Dataset rows >>
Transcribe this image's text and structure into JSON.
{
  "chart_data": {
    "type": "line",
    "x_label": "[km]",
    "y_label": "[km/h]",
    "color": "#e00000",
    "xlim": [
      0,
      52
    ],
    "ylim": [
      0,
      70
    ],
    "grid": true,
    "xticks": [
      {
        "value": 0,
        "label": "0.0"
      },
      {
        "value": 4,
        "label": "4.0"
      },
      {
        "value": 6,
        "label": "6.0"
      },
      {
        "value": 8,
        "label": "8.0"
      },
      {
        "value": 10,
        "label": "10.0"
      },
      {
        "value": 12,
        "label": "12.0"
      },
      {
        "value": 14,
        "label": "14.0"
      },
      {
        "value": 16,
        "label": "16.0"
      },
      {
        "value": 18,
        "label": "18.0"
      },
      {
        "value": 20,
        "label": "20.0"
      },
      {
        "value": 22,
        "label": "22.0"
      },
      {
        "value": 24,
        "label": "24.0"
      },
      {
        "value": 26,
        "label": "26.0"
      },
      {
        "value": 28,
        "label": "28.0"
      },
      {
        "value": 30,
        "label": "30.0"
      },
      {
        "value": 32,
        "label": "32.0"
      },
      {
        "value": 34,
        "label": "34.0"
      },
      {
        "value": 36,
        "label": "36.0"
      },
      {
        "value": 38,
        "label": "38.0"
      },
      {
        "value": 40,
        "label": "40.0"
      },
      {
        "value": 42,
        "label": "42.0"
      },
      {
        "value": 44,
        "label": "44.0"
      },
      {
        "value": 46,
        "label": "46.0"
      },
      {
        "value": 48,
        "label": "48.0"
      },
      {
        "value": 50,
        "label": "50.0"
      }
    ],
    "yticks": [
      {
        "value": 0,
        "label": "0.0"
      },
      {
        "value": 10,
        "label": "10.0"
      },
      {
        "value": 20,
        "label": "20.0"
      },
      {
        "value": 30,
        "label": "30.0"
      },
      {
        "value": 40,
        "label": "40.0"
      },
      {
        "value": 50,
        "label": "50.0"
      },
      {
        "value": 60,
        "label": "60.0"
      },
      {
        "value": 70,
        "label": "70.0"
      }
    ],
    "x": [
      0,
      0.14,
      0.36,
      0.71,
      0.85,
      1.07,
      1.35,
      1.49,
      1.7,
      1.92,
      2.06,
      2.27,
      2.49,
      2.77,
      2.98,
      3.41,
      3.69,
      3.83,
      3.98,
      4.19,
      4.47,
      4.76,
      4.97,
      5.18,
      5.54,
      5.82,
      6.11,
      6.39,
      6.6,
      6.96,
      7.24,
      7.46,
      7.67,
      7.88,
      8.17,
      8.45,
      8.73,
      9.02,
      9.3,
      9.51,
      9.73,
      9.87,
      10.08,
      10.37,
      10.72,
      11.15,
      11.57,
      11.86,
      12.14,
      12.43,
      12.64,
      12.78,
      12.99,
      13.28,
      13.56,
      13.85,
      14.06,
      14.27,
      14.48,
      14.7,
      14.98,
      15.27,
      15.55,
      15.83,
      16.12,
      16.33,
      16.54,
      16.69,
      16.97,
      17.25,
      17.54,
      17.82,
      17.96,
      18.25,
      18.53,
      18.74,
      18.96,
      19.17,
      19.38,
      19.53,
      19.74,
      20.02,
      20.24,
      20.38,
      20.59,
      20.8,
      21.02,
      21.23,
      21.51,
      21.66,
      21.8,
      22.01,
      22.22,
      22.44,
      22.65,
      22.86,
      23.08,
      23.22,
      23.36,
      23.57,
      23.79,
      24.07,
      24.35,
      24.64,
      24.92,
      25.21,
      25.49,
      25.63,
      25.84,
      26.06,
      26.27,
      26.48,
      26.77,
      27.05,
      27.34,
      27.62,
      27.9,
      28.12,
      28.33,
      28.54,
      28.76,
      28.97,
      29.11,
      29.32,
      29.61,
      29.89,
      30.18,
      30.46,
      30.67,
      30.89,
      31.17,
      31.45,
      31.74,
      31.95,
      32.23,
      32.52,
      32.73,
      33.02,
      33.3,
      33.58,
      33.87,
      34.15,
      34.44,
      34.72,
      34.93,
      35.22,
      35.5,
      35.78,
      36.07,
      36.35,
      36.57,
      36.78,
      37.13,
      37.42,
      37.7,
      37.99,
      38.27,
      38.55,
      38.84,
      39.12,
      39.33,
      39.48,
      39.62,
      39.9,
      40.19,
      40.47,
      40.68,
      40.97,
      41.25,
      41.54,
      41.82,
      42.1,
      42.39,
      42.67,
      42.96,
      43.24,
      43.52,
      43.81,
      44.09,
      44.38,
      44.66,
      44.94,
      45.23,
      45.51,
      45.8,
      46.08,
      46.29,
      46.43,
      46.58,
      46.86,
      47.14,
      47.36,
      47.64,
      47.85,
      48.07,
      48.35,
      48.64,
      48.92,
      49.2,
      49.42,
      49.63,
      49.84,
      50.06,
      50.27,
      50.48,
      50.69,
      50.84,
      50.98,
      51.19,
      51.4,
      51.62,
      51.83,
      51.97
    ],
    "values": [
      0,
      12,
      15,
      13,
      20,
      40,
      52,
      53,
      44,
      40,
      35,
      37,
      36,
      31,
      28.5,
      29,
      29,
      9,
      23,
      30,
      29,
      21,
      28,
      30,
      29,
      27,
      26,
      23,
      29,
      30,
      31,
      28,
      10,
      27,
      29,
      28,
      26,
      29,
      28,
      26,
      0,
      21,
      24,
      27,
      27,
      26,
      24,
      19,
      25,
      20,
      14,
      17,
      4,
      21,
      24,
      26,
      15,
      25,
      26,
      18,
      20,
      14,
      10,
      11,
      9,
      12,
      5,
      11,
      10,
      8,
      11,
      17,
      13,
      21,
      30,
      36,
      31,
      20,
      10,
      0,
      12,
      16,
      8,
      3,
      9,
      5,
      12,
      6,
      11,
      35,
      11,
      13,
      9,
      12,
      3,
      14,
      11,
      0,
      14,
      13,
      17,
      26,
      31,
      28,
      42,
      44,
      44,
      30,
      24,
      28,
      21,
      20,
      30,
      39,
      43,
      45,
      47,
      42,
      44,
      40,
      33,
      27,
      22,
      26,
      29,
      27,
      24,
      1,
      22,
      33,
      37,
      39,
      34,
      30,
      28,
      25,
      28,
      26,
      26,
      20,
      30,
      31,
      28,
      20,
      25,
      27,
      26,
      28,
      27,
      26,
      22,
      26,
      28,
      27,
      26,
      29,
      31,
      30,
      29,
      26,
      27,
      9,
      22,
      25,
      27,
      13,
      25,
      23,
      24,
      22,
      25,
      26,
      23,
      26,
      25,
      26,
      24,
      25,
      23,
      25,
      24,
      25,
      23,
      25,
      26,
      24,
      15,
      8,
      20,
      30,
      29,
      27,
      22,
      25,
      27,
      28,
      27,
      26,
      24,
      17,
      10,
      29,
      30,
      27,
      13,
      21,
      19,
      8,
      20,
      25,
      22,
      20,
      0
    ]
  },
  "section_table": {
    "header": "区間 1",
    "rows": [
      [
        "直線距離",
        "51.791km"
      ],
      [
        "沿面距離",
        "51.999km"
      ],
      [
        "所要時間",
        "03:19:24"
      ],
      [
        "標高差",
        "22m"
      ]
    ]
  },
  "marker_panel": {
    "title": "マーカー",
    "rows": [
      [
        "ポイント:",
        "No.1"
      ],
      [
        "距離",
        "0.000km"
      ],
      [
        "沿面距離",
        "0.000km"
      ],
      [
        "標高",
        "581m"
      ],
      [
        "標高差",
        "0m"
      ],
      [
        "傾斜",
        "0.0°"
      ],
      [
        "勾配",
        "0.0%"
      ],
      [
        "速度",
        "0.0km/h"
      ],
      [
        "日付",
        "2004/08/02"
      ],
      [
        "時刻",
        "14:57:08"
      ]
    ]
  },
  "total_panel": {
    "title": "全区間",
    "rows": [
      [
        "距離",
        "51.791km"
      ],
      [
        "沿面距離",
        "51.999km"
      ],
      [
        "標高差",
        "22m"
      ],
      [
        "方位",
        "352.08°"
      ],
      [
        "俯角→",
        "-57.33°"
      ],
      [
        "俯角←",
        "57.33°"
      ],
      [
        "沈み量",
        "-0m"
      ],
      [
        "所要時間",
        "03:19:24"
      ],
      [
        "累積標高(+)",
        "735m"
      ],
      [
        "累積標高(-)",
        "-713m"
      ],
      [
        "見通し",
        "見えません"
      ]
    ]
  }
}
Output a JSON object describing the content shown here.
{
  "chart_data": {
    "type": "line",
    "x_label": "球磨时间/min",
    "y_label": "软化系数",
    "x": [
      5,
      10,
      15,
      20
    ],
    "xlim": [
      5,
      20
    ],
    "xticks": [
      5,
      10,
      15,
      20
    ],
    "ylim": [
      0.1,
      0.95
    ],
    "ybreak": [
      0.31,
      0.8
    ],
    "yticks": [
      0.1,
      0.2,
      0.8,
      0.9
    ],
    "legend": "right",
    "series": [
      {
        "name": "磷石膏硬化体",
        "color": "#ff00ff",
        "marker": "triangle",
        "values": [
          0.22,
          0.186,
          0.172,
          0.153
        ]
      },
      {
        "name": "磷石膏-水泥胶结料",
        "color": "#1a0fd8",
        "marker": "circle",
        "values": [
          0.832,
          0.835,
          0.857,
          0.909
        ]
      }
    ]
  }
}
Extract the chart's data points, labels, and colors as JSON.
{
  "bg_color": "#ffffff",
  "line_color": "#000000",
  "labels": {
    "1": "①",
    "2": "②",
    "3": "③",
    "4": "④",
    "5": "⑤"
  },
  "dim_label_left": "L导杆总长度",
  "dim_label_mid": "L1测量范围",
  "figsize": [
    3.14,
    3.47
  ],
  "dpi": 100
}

Exercise requirements >> Locate "Extract the chart's" in the material, then quote the line that contains it and all lines after it through the final one.

Solution for this exercise >>
Extract the chart's data points, labels, and colors as JSON.
{
  "bg_color": "#ffffff",
  "line_color": "#000000",
  "labels": {
    "1": "①",
    "2": "②",
    "3": "③",
    "4": "④",
    "5": "⑤"
  },
  "dim_label_left": "L导杆总长度",
  "dim_label_mid": "L1测量范围",
  "figsize": [
    3.14,
    3.47
  ],
  "dpi": 100
}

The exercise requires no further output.